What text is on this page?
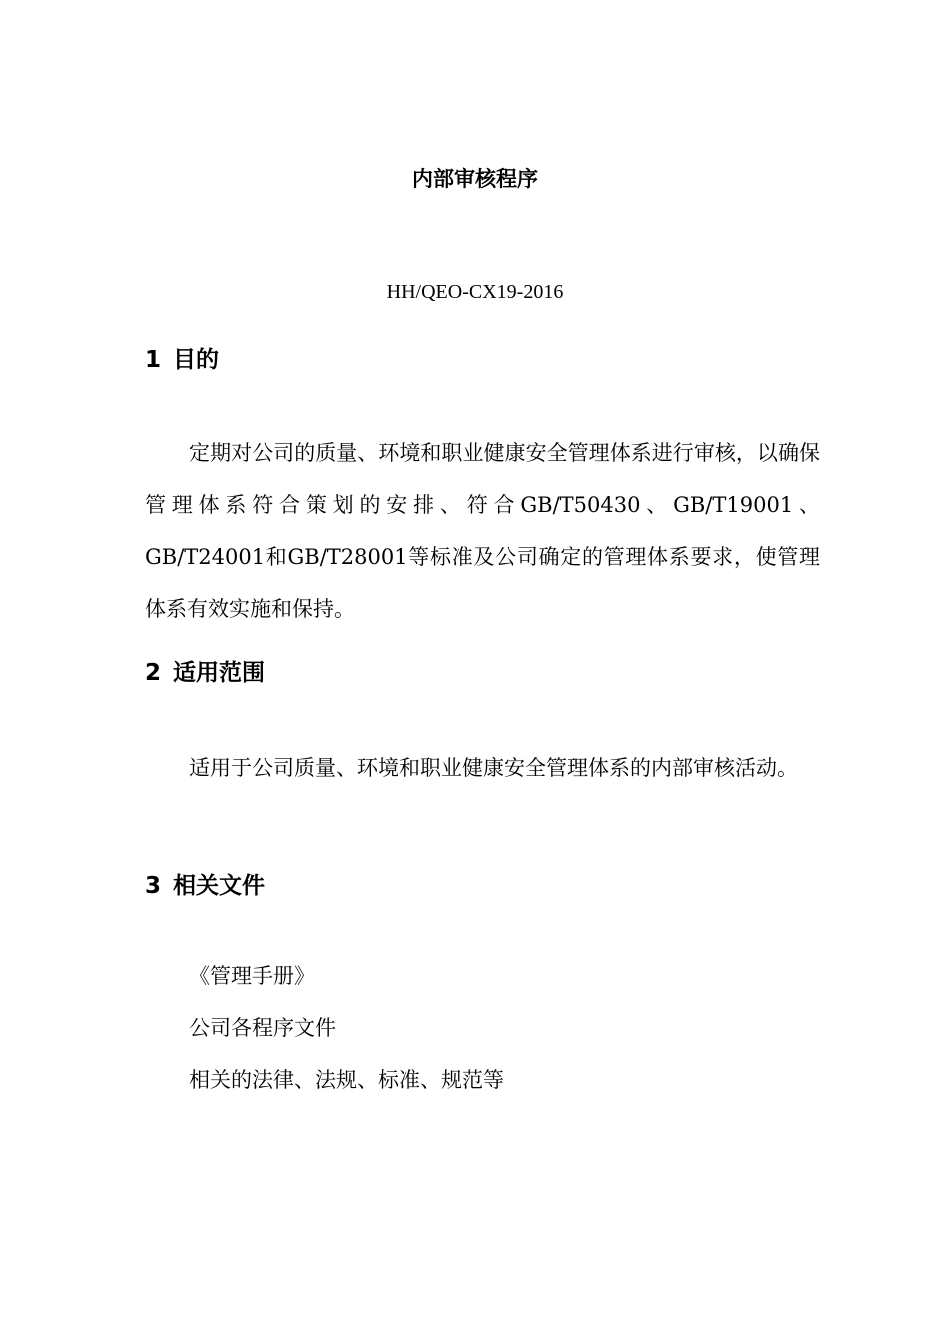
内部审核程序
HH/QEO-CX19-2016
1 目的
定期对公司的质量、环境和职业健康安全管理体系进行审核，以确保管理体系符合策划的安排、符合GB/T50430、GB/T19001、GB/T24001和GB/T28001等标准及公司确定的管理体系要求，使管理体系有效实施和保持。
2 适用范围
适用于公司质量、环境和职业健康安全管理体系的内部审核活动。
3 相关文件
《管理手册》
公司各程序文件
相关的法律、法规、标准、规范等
- - -
■ STATED TASK ■
Restate the data above exactly, stripping out each image.

■ EXPECTED ANSWER ■
What text is on this page?
内部审核程序
HH/QEO-CX19-2016
1 目的
定期对公司的质量、环境和职业健康安全管理体系进行审核，以确保管理体系符合策划的安排、符合GB/T50430、GB/T19001、GB/T24001和GB/T28001等标准及公司确定的管理体系要求，使管理体系有效实施和保持。
2 适用范围
适用于公司质量、环境和职业健康安全管理体系的内部审核活动。
3 相关文件
《管理手册》
公司各程序文件
相关的法律、法规、标准、规范等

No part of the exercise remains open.